## Do this
For the records below, say how many lines contain the string "death". Give the number only.

## Dataset records
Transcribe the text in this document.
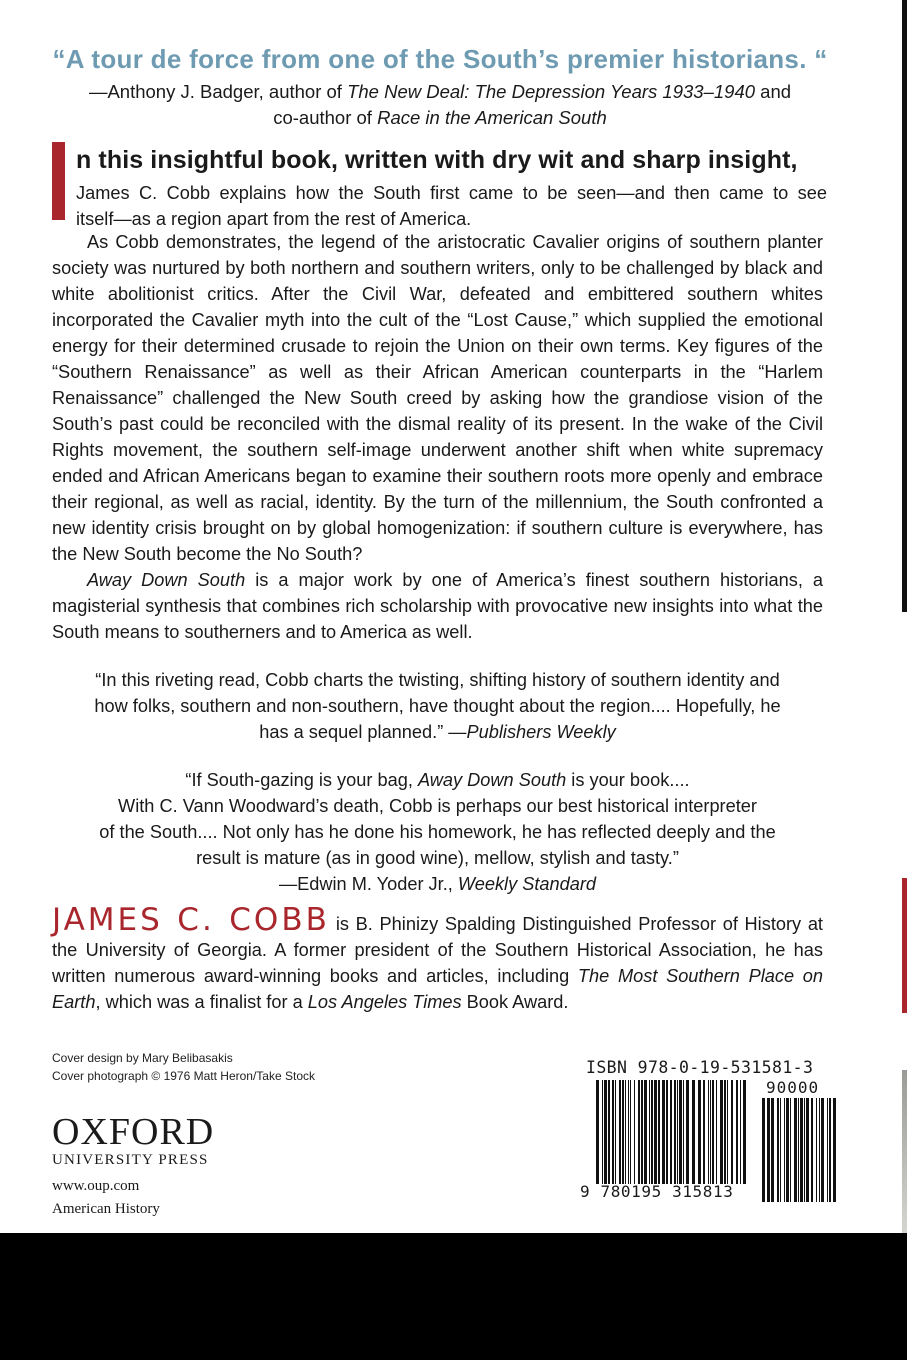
“A tour de force from one of the South’s premier historians. “
—Anthony J. Badger, author of The New Deal: The Depression Years 1933–1940 and
co-author of Race in the American South
n this insightful book, written with dry wit and sharp insight,
James C. Cobb explains how the South first came to be seen—and then came to see
itself—as a region apart from the rest of America.

As Cobb demonstrates, the legend of the aristocratic Cavalier origins of southern planter society was nurtured by both northern and southern writers, only to be challenged by black and white abolitionist critics. After the Civil War, defeated and embittered southern whites incorporated the Cavalier myth into the cult of the “Lost Cause,” which supplied the emotional energy for their determined crusade to rejoin the Union on their own terms. Key figures of the “Southern Renaissance” as well as their African American counterparts in the “Harlem Renaissance” challenged the New South creed by asking how the grandiose vision of the South’s past could be reconciled with the dismal reality of its present. In the wake of the Civil Rights movement, the southern self-image underwent another shift when white supremacy ended and African Americans began to examine their southern roots more openly and embrace their regional, as well as racial, identity. By the turn of the millennium, the South confronted a new identity crisis brought on by global homogenization: if southern culture is everywhere, has the New South become the No South?

Away Down South is a major work by one of America’s finest southern historians, a magisterial synthesis that combines rich scholarship with provocative new insights into what the South means to southerners and to America as well.

“In this riveting read, Cobb charts the twisting, shifting history of southern identity and

how folks, southern and non-southern, have thought about the region.... Hopefully, he

has a sequel planned.” —Publishers Weekly

“If South-gazing is your bag, Away Down South is your book....

With C. Vann Woodward’s death, Cobb is perhaps our best historical interpreter

of the South.... Not only has he done his homework, he has reflected deeply and the

result is mature (as in good wine), mellow, stylish and tasty.”

—Edwin M. Yoder Jr., Weekly Standard

JAMES C. COBB is B. Phinizy Spalding Distinguished Professor of History at the University of Georgia. A former president of the Southern Historical Association, he has written numerous award-winning books and articles, including The Most Southern Place on Earth, which was a finalist for a Los Angeles Times Book Award.
Cover design by Mary Belibasakis
Cover photograph © 1976 Matt Heron/Take Stock
OXFORD
UNIVERSITY PRESS
www.oup.com
American History
ISBN 978-0-19-531581-3
90000
9 780195 315813
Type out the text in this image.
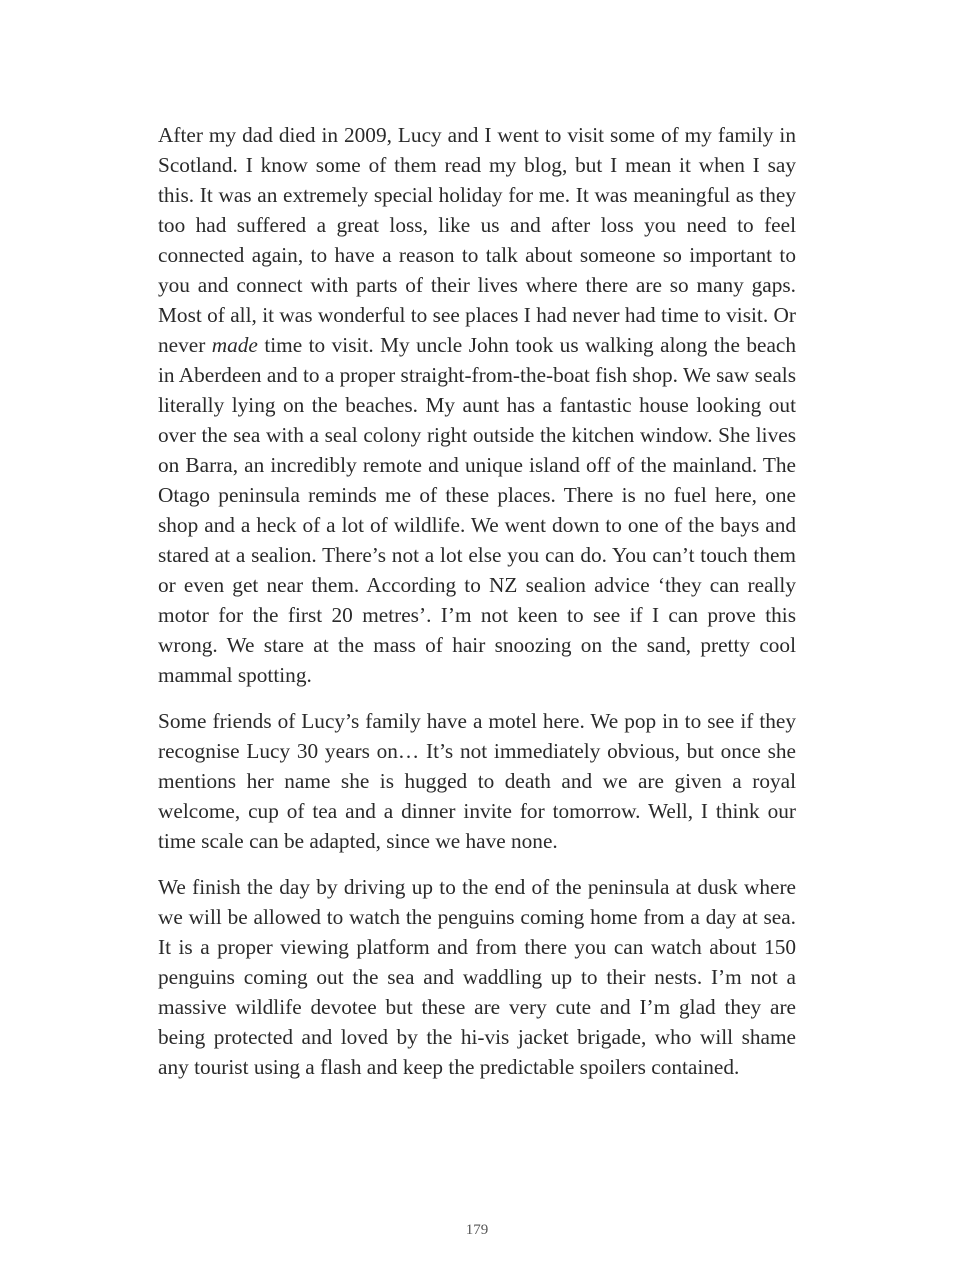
After my dad died in 2009, Lucy and I went to visit some of my family in Scotland. I know some of them read my blog, but I mean it when I say this. It was an extremely special holiday for me. It was meaningful as they too had suffered a great loss, like us and after loss you need to feel connected again, to have a reason to talk about someone so important to you and connect with parts of their lives where there are so many gaps. Most of all, it was wonderful to see places I had never had time to visit. Or never made time to visit. My uncle John took us walking along the beach in Aberdeen and to a proper straight-from-the-boat fish shop. We saw seals literally lying on the beaches. My aunt has a fantastic house looking out over the sea with a seal colony right outside the kitchen window. She lives on Barra, an incredibly remote and unique island off of the mainland. The Otago peninsula reminds me of these places. There is no fuel here, one shop and a heck of a lot of wildlife. We went down to one of the bays and stared at a sealion. There’s not a lot else you can do. You can’t touch them or even get near them. According to NZ sealion advice ‘they can really motor for the first 20 metres’. I’m not keen to see if I can prove this wrong. We stare at the mass of hair snoozing on the sand, pretty cool mammal spotting.

Some friends of Lucy’s family have a motel here. We pop in to see if they recognise Lucy 30 years on… It’s not immediately obvious, but once she mentions her name she is hugged to death and we are given a royal welcome, cup of tea and a dinner invite for tomorrow. Well, I think our time scale can be adapted, since we have none.

We finish the day by driving up to the end of the peninsula at dusk where we will be allowed to watch the penguins coming home from a day at sea. It is a proper viewing platform and from there you can watch about 150 penguins coming out the sea and waddling up to their nests. I’m not a massive wildlife devotee but these are very cute and I’m glad they are being protected and loved by the hi-vis jacket brigade, who will shame any tourist using a flash and keep the predictable spoilers contained.

179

## Task answer
2